> Requirements
Each line that holds the word "data" should be returned.
★ ★ ★ ★ ★
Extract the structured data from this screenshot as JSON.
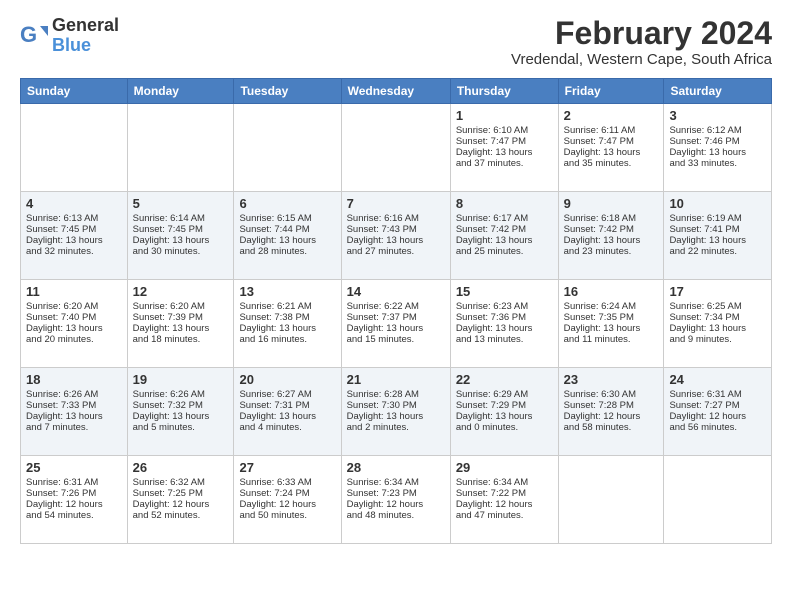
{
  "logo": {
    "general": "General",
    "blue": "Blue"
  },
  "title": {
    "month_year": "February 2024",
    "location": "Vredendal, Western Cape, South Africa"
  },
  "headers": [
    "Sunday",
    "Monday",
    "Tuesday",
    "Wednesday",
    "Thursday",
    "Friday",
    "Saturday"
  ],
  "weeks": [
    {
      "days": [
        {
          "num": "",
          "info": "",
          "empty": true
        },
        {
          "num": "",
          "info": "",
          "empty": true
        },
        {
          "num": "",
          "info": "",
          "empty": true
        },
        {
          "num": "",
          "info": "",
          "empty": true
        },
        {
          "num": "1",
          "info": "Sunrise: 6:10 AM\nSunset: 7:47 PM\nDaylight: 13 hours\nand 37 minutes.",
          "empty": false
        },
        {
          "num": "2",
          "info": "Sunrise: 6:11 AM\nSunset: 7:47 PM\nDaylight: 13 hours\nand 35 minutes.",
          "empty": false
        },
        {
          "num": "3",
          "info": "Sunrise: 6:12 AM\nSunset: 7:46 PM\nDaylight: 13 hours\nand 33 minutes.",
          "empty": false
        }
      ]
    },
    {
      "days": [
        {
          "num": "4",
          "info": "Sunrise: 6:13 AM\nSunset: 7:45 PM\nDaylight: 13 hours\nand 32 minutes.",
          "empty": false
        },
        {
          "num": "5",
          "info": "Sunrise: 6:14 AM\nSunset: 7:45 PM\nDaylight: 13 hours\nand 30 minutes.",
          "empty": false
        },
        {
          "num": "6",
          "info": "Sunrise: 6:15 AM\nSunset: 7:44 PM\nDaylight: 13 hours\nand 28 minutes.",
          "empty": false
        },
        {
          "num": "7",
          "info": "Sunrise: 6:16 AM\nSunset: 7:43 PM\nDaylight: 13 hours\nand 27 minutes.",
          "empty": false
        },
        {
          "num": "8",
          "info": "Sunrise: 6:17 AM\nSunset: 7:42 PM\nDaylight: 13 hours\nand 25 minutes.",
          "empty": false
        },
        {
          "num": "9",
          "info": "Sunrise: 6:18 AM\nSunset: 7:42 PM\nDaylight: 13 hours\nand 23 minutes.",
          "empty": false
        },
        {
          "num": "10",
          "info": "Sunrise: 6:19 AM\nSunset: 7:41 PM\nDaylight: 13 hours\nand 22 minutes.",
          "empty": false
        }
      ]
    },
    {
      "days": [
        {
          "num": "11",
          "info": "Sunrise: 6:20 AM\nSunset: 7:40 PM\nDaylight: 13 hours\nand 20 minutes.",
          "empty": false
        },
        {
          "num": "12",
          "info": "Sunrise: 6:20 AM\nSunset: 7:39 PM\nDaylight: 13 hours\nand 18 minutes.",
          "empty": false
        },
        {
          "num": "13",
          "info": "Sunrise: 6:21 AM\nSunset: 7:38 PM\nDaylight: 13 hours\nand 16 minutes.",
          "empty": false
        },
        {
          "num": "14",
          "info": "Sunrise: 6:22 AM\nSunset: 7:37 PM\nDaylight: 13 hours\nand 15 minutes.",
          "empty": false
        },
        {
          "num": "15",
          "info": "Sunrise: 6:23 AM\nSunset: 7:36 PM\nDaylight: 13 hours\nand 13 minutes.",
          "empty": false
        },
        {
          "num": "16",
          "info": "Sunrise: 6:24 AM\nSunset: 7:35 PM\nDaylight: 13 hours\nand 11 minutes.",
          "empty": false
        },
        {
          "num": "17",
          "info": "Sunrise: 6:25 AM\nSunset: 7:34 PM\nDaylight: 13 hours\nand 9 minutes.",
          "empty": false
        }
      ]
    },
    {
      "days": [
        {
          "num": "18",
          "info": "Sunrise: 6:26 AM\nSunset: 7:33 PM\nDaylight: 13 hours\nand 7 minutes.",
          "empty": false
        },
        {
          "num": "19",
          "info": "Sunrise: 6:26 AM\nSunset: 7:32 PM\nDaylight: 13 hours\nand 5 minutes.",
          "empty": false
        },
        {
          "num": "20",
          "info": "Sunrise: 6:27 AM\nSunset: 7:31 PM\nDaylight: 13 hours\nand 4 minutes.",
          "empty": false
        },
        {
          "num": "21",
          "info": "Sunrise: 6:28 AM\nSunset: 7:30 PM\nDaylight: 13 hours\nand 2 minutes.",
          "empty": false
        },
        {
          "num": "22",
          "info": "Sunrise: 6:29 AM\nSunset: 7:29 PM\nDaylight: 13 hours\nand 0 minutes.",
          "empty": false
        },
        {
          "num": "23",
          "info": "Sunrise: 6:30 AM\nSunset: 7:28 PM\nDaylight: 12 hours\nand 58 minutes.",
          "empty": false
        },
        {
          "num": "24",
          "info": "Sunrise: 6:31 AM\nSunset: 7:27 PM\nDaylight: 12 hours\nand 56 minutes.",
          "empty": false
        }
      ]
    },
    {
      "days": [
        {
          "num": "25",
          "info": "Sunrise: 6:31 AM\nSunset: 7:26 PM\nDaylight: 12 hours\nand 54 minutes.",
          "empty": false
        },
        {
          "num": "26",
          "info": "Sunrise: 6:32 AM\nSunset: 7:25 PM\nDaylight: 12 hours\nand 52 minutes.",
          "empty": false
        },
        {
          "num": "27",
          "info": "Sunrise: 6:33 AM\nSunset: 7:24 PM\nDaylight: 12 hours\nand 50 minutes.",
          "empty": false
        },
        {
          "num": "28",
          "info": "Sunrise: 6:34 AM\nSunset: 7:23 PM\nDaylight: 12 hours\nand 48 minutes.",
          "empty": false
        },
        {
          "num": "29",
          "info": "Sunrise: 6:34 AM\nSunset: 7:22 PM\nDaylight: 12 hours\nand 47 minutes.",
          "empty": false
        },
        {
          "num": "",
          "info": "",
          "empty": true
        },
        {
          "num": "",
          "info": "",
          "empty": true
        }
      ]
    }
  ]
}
★ ★ ★ ★ ★
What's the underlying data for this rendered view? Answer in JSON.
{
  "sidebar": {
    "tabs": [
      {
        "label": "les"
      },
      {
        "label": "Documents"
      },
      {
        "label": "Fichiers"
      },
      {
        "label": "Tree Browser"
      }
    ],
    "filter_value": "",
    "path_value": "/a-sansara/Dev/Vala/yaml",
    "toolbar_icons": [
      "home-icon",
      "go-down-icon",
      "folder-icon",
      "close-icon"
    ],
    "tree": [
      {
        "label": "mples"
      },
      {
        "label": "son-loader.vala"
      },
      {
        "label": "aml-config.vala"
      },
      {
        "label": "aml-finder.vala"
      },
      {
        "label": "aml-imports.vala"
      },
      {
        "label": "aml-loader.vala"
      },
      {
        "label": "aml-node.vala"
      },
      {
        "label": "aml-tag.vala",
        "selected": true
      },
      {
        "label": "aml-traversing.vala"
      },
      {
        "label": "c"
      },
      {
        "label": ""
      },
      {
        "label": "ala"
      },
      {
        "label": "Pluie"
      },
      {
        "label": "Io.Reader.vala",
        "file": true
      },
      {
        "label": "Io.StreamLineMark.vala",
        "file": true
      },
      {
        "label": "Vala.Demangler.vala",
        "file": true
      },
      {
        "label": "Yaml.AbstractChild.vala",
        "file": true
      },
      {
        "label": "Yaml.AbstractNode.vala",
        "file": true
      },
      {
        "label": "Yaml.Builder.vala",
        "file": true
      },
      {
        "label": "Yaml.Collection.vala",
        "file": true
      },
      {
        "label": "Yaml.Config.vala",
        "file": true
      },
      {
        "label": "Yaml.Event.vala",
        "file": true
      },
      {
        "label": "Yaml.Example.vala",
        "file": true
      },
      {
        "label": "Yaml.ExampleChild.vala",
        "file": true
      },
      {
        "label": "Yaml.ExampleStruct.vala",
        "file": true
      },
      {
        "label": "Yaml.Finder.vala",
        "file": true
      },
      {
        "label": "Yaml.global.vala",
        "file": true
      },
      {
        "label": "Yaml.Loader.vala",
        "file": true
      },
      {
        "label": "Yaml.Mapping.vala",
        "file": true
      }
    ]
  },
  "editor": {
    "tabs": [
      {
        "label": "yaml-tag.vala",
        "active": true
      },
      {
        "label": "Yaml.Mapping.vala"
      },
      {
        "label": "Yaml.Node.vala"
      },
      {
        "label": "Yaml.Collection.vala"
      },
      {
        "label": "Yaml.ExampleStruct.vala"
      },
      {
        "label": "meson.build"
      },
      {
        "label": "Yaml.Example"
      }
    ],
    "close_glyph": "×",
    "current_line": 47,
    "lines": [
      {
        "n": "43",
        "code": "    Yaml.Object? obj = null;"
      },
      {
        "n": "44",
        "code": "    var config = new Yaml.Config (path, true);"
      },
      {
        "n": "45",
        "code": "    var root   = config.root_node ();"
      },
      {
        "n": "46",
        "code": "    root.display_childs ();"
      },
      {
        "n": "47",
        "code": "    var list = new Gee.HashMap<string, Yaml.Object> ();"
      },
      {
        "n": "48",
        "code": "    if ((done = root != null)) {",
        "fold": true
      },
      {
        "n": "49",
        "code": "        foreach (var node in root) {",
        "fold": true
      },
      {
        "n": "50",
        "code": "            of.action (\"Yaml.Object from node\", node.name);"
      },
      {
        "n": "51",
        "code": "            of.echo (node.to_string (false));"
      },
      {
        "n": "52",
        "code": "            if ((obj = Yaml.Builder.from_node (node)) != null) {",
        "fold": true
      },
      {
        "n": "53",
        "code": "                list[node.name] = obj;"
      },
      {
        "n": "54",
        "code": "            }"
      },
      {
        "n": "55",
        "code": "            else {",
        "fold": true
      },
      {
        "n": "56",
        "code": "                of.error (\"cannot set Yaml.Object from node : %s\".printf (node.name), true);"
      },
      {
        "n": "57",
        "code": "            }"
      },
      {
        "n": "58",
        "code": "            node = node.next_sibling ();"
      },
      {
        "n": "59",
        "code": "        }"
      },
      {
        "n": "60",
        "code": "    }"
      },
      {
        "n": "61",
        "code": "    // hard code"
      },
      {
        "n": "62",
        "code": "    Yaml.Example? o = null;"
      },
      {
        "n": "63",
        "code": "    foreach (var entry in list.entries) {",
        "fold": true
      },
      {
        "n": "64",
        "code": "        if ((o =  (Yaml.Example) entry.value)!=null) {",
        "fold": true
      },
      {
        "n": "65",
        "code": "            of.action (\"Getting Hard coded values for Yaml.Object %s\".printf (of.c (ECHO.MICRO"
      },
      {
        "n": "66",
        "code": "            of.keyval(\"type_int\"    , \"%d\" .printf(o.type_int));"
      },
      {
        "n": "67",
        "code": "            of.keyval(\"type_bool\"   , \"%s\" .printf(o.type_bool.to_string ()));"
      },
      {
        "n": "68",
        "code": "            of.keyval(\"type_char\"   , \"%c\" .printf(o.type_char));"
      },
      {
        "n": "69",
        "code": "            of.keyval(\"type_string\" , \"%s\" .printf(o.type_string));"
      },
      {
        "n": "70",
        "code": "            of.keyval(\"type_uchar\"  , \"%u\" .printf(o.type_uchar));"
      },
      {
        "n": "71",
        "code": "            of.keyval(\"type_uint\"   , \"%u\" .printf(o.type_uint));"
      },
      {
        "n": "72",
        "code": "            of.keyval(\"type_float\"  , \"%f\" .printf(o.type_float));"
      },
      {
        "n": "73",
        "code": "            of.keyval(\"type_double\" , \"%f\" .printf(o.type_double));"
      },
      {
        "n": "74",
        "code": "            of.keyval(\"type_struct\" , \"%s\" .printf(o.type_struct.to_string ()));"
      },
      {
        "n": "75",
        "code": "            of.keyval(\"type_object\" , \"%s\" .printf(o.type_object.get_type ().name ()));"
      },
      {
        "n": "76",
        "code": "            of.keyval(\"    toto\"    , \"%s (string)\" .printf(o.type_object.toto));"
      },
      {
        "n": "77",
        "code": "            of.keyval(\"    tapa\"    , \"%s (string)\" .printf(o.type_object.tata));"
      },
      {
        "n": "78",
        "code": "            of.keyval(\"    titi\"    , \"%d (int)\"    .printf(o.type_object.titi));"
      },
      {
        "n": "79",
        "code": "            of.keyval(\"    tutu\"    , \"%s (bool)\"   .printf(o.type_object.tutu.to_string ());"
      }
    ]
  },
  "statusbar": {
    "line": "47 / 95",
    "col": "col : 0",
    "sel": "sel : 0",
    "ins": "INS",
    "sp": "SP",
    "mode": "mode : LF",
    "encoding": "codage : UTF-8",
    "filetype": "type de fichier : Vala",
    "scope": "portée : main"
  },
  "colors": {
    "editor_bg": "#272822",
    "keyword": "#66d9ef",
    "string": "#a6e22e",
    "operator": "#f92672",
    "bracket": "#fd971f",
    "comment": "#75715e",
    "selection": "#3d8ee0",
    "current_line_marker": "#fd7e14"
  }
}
★ ★ ★ ★ ★
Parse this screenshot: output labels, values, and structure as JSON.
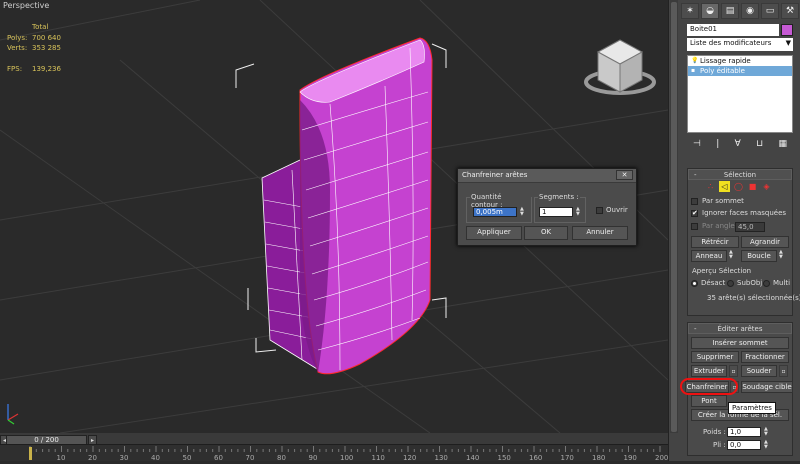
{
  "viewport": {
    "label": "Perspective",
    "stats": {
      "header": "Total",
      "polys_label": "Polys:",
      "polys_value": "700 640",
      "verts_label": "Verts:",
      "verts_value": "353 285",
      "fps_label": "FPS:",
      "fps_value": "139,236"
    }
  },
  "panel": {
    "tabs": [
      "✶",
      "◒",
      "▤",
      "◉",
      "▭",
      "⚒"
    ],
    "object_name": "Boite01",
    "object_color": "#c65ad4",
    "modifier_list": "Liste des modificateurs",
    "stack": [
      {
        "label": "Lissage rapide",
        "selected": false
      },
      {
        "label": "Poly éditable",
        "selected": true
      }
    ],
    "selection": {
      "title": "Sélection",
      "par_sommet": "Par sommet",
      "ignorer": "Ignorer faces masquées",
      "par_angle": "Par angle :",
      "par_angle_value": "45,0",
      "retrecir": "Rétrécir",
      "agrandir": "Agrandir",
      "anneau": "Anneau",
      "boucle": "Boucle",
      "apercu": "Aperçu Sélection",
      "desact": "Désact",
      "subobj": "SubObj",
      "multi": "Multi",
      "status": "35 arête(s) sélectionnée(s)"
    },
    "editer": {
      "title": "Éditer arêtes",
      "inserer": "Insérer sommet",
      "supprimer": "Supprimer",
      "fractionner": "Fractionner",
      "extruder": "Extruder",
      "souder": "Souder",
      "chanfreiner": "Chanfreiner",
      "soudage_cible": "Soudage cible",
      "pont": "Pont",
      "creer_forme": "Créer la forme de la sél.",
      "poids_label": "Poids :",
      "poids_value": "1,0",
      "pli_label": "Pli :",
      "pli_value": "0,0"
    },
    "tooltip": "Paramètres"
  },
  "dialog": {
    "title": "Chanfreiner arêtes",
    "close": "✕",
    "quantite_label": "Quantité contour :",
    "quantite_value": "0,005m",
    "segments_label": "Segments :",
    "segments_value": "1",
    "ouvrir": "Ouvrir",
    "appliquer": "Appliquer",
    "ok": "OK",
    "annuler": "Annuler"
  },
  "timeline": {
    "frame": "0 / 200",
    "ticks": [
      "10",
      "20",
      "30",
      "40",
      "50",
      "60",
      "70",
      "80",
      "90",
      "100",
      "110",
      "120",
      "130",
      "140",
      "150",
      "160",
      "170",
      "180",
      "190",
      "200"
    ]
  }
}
★ ★ ★ ★ ★
> Exercise answer
Extract the structured data from this screenshot as JSON.
What's the underlying data for this rendered view? Answer in JSON.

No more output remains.